▶ Stored data:
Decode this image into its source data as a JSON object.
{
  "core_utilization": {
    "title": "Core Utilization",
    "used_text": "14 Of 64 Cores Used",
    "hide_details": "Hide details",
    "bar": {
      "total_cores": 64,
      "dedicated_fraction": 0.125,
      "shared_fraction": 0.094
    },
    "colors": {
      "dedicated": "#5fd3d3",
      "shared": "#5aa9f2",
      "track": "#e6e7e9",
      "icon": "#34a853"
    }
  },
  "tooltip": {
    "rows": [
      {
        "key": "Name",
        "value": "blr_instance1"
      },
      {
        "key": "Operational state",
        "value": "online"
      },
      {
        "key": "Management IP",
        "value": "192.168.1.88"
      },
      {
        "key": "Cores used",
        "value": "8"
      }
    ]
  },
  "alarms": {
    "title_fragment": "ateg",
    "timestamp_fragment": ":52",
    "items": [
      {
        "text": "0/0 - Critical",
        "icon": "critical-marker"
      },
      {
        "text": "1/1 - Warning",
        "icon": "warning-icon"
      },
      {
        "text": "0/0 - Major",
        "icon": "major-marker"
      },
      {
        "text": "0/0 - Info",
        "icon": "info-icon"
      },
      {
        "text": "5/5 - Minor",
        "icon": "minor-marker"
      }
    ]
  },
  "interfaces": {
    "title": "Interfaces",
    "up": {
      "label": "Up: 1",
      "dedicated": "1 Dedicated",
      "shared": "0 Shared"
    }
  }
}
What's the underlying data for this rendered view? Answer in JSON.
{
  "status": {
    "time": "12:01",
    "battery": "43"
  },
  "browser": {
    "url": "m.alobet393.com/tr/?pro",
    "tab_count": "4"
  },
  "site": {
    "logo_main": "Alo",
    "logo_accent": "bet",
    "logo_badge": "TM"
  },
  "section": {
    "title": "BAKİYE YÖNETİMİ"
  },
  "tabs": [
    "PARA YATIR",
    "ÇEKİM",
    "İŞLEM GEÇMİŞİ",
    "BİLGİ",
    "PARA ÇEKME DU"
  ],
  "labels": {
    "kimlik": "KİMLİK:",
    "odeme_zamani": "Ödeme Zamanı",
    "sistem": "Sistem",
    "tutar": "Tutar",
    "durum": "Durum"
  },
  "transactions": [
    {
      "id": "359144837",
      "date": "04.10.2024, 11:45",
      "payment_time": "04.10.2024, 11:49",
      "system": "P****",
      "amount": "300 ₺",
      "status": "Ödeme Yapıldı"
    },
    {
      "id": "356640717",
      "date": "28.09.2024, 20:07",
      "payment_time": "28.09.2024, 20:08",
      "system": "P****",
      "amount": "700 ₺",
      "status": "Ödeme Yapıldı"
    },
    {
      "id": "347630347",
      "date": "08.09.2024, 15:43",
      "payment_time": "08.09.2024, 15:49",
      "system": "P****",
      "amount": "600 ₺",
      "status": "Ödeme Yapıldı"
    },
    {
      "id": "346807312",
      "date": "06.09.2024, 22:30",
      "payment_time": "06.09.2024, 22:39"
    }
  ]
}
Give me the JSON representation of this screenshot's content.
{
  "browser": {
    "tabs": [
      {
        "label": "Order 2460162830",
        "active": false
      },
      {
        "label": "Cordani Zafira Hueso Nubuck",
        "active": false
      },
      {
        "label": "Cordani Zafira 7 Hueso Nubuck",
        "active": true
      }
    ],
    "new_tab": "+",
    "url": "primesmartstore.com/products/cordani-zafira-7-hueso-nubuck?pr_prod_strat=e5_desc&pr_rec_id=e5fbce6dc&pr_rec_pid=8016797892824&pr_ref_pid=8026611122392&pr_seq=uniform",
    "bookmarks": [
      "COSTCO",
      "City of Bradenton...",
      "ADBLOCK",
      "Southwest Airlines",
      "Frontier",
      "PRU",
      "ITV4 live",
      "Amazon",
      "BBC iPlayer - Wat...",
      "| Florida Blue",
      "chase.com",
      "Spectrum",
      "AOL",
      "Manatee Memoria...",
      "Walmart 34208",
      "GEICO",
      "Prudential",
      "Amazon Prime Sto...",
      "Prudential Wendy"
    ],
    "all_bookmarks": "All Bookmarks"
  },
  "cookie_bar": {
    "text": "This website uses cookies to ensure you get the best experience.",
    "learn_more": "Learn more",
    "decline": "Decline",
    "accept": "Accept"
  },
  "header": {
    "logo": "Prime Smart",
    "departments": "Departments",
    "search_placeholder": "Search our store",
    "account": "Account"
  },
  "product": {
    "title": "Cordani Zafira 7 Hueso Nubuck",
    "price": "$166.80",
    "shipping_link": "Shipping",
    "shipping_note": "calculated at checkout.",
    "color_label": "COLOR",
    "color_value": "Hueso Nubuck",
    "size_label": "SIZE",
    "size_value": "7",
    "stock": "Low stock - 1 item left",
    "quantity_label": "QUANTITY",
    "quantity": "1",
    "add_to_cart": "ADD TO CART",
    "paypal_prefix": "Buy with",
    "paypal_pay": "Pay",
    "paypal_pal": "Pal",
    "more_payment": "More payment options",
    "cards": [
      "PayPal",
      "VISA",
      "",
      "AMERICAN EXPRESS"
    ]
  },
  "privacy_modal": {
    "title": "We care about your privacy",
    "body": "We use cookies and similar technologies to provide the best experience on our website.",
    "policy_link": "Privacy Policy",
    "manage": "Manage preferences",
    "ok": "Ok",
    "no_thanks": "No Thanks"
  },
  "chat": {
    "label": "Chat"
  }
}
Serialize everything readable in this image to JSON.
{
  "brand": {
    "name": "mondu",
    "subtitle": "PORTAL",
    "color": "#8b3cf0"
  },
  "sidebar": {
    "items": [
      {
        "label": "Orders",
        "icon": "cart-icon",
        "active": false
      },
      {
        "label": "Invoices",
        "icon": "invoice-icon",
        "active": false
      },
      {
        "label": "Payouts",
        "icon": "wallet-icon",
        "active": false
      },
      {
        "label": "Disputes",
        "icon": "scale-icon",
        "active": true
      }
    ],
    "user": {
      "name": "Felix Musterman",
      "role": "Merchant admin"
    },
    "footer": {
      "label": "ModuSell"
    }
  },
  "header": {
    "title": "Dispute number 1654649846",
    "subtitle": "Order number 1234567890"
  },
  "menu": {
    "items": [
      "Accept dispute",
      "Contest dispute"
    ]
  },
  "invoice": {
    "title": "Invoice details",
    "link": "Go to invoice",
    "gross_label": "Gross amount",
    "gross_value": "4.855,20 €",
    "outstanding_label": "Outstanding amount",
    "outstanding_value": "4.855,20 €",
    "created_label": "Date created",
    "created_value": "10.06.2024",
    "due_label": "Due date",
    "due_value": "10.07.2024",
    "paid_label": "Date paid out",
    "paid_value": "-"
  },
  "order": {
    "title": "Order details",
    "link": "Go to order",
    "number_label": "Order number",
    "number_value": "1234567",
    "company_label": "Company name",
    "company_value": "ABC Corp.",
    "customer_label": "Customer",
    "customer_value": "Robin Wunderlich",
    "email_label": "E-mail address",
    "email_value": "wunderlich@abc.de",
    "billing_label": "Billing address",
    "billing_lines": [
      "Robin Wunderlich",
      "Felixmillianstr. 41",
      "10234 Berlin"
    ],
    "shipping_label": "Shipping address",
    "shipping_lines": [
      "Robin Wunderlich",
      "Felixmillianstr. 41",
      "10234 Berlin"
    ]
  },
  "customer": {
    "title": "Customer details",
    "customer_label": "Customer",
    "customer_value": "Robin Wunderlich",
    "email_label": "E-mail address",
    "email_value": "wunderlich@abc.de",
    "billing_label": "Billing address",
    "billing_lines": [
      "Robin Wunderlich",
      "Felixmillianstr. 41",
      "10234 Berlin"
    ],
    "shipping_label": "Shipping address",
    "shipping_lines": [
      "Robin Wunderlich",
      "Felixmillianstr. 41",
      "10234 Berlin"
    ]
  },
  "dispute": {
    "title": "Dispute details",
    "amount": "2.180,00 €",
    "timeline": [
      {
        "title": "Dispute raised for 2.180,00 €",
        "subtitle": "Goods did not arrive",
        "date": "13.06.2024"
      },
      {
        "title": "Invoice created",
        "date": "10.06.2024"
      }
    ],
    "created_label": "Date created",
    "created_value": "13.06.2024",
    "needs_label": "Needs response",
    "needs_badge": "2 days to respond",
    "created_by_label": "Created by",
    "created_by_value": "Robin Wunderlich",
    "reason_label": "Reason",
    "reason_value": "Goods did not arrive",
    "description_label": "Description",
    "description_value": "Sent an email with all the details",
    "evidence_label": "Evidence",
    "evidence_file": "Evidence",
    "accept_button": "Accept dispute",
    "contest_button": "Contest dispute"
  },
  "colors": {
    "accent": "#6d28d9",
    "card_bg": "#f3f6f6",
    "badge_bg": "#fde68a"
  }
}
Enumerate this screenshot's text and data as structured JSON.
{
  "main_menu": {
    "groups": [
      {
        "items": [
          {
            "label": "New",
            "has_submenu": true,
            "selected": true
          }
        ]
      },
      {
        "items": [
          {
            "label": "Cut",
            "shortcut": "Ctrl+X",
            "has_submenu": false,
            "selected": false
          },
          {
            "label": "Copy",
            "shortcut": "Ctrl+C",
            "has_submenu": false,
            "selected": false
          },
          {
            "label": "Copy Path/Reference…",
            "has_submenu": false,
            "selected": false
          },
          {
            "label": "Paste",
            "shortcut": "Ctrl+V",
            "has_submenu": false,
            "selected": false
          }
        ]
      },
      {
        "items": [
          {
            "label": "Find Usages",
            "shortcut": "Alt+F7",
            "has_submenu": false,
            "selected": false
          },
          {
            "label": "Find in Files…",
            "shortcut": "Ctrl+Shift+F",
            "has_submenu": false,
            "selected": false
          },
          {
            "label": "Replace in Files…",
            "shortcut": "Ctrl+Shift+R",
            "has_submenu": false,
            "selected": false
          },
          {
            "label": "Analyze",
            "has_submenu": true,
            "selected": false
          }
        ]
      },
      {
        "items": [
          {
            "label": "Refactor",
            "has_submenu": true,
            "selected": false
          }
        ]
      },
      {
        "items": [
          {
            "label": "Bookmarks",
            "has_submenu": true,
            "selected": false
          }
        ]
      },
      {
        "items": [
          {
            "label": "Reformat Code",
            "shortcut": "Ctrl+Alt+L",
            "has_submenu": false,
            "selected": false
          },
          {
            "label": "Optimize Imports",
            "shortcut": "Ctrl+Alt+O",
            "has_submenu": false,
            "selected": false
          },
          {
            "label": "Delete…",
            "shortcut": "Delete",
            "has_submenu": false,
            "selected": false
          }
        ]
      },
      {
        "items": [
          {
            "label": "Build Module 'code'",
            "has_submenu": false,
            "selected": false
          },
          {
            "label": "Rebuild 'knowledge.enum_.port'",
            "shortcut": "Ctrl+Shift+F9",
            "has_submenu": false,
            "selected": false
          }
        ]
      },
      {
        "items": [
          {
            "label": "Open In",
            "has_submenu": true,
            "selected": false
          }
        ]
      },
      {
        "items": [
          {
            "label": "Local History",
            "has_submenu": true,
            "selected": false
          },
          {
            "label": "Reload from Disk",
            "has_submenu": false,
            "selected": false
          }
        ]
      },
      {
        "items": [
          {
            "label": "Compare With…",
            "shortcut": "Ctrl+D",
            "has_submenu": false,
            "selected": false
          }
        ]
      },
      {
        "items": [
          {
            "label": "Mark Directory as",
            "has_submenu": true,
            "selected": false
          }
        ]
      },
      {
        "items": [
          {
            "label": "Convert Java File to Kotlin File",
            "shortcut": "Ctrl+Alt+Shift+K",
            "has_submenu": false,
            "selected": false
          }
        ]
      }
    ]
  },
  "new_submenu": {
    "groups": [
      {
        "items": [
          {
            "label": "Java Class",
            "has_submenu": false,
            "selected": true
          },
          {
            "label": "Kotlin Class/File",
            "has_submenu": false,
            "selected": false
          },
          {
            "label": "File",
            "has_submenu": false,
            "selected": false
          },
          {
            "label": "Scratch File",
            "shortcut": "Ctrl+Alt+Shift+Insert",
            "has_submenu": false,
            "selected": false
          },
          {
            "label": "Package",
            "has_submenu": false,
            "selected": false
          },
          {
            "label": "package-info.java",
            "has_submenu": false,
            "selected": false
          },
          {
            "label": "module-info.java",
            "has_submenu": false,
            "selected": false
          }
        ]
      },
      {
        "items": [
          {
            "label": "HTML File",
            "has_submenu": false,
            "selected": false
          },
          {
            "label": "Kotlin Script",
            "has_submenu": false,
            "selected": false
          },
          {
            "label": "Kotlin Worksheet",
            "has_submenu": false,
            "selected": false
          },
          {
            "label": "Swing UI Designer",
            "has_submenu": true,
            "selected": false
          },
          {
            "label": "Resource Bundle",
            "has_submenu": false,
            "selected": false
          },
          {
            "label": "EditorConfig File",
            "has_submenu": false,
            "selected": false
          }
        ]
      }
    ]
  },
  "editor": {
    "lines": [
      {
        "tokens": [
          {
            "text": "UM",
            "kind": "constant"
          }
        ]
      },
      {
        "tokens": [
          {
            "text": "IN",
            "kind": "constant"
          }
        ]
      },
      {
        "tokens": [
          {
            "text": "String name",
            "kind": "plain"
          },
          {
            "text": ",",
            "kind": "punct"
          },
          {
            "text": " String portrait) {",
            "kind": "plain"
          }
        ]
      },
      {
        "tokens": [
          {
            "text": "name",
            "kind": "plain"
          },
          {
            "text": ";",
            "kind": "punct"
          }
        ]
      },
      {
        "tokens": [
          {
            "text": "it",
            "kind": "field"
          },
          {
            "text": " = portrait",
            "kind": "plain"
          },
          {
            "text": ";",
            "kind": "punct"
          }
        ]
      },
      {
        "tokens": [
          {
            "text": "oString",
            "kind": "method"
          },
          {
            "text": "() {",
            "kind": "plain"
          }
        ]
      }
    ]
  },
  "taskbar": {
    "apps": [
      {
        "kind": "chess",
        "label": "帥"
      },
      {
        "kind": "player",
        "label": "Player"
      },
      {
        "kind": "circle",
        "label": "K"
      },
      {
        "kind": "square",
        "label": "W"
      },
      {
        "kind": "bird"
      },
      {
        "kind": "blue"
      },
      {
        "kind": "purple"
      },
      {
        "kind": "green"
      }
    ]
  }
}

▶ Task:
State how many lines of the listing include the word "Ctrl". Reply with the number alone.

▶ Exercise solution:
11